TASK TO COMPLETE
Find every line with the string "Каждый" in it, count them, and reply with that count only.

RECORDS
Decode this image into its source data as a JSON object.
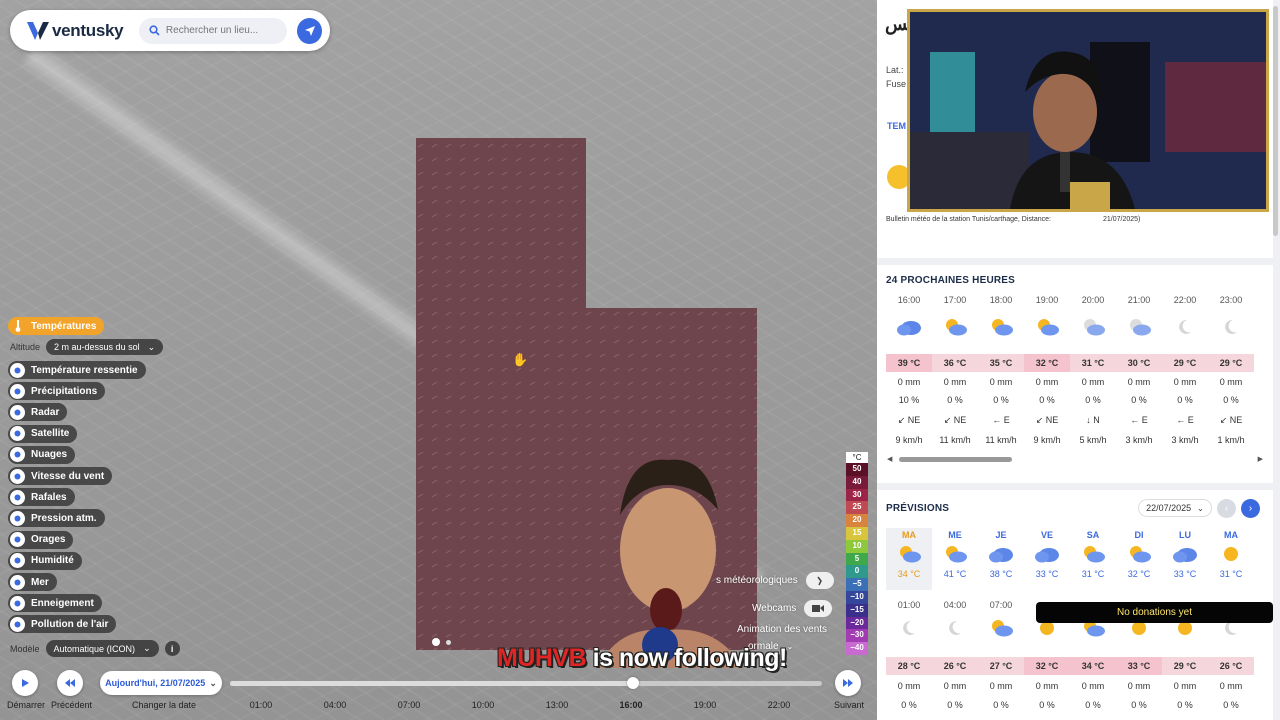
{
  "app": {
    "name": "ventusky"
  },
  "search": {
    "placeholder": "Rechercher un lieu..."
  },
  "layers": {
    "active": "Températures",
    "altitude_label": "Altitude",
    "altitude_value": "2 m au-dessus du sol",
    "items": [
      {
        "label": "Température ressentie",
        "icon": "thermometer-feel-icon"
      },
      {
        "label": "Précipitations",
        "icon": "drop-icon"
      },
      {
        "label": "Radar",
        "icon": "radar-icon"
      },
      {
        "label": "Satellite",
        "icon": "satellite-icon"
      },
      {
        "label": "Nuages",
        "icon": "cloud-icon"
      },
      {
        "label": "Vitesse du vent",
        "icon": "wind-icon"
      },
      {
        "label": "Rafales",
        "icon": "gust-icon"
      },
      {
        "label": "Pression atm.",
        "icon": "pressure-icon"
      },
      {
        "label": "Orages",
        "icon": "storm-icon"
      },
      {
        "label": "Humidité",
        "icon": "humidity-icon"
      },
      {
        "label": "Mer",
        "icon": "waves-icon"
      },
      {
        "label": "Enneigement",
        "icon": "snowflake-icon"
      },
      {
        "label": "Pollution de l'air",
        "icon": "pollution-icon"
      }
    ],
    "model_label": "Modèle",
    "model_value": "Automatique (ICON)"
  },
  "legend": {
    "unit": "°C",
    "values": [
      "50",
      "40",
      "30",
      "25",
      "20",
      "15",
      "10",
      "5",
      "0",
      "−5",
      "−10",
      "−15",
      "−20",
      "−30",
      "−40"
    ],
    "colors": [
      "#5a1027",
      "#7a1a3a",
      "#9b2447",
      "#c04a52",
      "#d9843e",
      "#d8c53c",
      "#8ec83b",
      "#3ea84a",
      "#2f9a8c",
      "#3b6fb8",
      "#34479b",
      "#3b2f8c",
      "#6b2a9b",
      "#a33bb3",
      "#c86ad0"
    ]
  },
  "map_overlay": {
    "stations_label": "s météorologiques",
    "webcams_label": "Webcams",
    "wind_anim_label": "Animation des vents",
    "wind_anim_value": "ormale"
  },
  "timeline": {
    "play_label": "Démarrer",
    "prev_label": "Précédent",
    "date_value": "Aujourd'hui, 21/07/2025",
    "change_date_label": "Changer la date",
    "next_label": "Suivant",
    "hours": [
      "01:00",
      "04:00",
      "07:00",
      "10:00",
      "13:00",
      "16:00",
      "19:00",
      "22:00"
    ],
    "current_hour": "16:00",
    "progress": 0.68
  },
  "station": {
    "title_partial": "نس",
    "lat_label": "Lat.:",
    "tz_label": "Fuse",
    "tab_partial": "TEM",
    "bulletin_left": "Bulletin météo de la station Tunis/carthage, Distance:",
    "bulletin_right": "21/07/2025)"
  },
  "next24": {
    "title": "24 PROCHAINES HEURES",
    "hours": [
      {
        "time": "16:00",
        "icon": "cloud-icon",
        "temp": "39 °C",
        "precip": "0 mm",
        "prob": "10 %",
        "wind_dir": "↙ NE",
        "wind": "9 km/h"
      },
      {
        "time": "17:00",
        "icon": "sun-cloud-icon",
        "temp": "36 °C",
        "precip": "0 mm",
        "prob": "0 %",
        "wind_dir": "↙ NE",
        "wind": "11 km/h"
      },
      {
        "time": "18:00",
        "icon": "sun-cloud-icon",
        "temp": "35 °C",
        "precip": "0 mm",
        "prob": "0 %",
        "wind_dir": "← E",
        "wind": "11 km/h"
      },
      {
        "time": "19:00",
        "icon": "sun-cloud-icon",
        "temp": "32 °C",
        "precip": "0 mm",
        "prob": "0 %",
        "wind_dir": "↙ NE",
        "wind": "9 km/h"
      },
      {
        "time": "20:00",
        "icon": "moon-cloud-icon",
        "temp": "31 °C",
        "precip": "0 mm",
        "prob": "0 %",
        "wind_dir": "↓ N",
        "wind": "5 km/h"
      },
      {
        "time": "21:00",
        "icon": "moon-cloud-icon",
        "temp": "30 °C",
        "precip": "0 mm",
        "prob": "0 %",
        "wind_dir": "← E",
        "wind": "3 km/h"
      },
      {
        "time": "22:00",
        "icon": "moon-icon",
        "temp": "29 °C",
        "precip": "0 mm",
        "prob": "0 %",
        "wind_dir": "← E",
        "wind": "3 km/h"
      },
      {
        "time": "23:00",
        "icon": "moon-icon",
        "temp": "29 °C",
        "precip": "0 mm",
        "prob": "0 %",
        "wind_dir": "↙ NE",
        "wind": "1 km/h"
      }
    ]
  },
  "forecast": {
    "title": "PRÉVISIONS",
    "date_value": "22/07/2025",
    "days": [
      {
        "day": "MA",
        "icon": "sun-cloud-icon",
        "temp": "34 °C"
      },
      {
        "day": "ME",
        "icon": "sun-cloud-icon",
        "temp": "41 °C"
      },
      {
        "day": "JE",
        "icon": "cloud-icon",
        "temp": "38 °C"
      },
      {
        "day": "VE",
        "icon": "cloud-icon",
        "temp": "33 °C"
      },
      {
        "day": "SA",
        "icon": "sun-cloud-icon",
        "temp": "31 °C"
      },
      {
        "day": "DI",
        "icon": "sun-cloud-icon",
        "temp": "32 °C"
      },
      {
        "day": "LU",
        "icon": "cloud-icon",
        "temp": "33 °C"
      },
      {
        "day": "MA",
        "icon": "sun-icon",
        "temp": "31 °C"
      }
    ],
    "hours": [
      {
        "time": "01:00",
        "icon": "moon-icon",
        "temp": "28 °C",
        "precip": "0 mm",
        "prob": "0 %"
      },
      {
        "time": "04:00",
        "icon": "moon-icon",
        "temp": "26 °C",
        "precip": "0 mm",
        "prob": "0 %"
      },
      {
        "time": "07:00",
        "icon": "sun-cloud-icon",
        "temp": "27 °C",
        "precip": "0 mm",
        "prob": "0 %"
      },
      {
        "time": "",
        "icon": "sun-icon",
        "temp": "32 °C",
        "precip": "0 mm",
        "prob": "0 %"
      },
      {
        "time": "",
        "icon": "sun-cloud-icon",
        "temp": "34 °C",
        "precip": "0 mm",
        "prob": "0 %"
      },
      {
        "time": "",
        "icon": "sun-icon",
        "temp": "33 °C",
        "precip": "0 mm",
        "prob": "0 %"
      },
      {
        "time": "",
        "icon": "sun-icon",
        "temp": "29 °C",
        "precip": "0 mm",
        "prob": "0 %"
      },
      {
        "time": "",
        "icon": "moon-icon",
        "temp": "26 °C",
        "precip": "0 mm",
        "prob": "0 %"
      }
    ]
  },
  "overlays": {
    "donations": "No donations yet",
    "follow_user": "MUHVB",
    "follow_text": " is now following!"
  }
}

---

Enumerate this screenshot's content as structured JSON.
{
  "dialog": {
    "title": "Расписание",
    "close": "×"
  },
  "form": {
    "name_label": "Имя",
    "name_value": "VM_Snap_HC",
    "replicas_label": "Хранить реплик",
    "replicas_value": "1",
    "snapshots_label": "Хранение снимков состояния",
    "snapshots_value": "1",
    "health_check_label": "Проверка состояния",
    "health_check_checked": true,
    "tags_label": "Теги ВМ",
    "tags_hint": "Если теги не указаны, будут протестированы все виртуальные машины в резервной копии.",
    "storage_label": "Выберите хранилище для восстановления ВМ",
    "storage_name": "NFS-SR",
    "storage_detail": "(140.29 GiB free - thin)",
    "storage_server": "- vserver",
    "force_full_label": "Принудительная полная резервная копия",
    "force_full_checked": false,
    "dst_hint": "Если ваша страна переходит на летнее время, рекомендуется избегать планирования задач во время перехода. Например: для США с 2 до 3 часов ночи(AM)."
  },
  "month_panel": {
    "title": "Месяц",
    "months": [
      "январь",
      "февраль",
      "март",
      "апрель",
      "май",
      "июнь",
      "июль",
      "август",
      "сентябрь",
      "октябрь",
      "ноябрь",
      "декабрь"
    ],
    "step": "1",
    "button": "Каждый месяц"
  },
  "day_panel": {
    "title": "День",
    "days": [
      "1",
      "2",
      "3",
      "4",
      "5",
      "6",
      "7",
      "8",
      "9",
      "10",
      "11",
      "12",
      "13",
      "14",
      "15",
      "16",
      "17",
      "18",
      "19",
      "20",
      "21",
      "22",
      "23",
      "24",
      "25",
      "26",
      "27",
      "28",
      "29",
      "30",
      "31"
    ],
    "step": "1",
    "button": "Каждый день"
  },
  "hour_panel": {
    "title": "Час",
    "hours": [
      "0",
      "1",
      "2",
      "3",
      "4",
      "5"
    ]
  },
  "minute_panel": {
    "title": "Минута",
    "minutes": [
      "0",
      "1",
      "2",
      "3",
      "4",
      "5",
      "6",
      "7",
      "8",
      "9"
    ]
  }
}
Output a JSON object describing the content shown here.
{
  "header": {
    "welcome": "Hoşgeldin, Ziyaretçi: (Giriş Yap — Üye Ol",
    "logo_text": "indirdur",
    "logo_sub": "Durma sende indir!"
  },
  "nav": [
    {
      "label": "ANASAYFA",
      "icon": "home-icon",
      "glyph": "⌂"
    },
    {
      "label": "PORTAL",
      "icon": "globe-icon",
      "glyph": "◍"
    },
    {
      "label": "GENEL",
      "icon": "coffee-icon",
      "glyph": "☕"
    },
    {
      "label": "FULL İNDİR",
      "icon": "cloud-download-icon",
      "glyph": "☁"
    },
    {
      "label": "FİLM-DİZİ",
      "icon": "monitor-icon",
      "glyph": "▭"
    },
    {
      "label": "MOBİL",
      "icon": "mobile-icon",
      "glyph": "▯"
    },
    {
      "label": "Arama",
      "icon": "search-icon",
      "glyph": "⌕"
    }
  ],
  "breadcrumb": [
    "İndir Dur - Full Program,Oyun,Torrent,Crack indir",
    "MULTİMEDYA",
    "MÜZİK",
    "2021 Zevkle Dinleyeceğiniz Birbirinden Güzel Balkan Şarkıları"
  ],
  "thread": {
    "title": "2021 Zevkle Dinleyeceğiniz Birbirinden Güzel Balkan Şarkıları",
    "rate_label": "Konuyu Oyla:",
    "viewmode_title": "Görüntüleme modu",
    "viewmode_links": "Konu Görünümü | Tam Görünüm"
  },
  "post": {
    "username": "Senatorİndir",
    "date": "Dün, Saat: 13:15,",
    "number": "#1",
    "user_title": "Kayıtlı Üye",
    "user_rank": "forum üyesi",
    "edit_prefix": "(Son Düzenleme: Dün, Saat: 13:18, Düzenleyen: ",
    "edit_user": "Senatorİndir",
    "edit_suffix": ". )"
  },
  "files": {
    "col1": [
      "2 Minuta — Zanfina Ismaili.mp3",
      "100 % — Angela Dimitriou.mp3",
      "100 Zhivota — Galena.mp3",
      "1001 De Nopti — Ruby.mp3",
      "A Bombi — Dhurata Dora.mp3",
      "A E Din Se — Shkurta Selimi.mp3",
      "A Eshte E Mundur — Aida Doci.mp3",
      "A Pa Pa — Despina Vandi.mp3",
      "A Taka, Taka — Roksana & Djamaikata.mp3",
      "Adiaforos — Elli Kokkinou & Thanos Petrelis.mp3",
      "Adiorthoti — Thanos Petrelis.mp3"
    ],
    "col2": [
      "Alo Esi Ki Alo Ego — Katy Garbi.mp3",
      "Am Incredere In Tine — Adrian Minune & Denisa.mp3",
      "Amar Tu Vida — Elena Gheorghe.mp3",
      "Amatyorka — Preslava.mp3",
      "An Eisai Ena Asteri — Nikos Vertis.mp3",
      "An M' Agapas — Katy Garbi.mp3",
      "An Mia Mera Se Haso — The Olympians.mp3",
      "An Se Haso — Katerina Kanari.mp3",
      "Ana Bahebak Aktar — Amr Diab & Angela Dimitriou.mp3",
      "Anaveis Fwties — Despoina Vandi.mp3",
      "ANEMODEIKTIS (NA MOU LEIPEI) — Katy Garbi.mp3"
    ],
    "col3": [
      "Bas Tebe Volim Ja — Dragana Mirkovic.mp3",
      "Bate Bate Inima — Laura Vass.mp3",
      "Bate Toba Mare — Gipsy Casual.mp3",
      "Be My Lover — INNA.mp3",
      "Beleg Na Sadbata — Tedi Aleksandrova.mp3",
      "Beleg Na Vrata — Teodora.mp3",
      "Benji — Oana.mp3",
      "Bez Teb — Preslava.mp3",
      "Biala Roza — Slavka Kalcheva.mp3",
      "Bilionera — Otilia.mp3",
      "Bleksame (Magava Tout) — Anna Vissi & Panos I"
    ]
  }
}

TASK RESPONSE
2